--- TEKS BACAAN ---

Opini Publik dalam Aksi 212

Ajaibnya Aksi 212


BANGSA Indonesia khususnya umat Islam mencatat sejarah baru pada Jum’at 12 Desember 2016. Untuk pertama kalinya, umat Islam melaksanakan shalat Jum’at terbesar yang dilaksanakan  di Tugu Monumen Nasional (Monas) dengan shaf yang tertib.
Hari itu, umat Islam dari segala penjuru daerah berbondong-bondong datang ke jantung Ibu Kota untuk satu tujuan; membela al-Qur’an. Menurut rilis resmi  Gerakan Nasional Pengawal Fatwa Majelis Ulama Indonesia (GNPF-MUI), forum yang menyelenggarakan acara ini, jumlah umat yang hadir di Monas berkisar 6 – 7 juta orang.
Dengan jumlah massa sebesar itu, logikanya sangat sulit mengatur barisan, ketertiban, kendaraan, kebutuhan makanan, kebutuhan buang air dan lain-lain.
TIDAK ada yang bisa menyatukan umat Islam selain Al-Quran. Itulah kesimpulan paling berlasan untuk menilai Aksi Bela Islam II juga sering disebut Aksi 212 di Jakarta yang diikuti umat Islam dari seluruh Indonesia. Beberapa pihak mengatakan, aksi tersebut adalah yang terbesar semenjak lahirnya Republik Indonesia.

--- CUPLIKAN MATERI ---

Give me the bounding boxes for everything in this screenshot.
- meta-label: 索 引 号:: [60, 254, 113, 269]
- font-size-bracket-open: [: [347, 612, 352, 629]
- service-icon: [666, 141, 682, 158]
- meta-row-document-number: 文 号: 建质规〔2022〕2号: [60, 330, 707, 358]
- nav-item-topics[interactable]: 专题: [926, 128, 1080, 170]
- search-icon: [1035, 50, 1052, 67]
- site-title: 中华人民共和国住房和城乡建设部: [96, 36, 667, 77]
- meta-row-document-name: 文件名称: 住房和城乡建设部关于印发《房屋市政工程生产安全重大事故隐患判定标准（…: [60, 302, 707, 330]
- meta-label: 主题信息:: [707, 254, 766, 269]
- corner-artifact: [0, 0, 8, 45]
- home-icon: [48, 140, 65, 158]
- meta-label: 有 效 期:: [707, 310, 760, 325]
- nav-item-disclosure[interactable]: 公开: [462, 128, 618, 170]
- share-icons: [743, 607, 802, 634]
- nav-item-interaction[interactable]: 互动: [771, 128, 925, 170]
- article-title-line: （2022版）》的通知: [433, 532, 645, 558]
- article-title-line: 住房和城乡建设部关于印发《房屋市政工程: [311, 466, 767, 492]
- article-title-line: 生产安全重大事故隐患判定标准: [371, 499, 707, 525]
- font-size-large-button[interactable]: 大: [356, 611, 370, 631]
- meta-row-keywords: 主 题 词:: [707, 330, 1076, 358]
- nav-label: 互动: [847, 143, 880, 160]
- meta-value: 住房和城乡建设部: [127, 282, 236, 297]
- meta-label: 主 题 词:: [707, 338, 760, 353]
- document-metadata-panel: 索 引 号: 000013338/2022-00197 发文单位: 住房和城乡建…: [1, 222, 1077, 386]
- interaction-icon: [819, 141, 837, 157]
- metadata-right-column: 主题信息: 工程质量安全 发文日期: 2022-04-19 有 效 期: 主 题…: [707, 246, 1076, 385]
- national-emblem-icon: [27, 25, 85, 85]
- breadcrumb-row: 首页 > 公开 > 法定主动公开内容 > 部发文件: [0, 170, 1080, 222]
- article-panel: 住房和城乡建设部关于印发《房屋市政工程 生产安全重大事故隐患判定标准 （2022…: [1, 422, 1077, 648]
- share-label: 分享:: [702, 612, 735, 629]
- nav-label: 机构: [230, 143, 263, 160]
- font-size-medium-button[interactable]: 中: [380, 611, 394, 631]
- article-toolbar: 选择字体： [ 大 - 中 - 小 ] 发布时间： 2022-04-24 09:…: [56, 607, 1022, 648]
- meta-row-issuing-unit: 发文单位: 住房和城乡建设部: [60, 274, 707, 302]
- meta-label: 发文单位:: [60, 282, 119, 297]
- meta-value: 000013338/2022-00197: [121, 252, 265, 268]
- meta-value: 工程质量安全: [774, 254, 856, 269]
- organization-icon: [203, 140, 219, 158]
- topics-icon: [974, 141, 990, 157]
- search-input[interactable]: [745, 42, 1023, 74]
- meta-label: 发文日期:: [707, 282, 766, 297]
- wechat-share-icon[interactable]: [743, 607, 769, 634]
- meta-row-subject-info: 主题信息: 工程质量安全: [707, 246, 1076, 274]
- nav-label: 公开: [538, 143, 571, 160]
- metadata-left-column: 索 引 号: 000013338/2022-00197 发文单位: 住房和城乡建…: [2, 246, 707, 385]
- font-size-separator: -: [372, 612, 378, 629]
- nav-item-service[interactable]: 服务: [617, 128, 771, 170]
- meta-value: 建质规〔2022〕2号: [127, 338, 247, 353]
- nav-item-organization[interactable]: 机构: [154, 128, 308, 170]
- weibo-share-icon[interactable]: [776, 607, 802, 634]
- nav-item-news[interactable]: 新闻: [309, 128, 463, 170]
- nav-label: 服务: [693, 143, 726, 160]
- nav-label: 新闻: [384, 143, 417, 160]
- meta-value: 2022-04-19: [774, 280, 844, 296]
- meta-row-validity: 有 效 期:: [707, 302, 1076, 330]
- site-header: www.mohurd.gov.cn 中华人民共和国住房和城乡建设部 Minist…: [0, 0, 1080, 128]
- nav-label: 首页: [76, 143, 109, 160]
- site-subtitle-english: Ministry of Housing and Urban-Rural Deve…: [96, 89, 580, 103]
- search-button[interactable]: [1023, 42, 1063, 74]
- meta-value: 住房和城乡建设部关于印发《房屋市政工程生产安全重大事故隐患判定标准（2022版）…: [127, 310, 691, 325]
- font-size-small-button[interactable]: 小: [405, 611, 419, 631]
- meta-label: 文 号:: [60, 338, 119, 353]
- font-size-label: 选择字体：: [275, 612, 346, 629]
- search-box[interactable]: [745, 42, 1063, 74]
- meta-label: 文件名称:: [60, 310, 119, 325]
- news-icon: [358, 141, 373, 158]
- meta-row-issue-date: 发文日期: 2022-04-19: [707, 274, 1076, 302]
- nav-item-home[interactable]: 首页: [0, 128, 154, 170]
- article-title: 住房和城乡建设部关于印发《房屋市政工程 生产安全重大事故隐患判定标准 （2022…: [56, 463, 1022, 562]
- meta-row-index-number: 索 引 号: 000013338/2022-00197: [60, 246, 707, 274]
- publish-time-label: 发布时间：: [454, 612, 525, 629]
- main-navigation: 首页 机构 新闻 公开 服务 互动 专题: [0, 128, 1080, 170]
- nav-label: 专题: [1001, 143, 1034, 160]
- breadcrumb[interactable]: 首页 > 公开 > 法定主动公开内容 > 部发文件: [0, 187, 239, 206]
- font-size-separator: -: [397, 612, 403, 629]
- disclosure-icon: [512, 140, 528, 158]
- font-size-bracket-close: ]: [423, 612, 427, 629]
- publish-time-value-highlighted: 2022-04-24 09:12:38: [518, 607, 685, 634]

---

◆ RINCIAN TUGAS: Terjemahkan ke dalam bahasa Inggris kalimat berikut dari teks tentang Aksi 212: "Dengan jumlah massa sebesar itu, logikanya sangat sulit mengatur barisan, ketertiban, kendaraan, kebutuhan makanan, kebutuhan buang air dan lain-lain."

◆ PENYELESAIAN TUGAS: With a crowd that large, it would logically be very difficult to manage the lines, order, vehicles, food needs, toilet needs, and so on.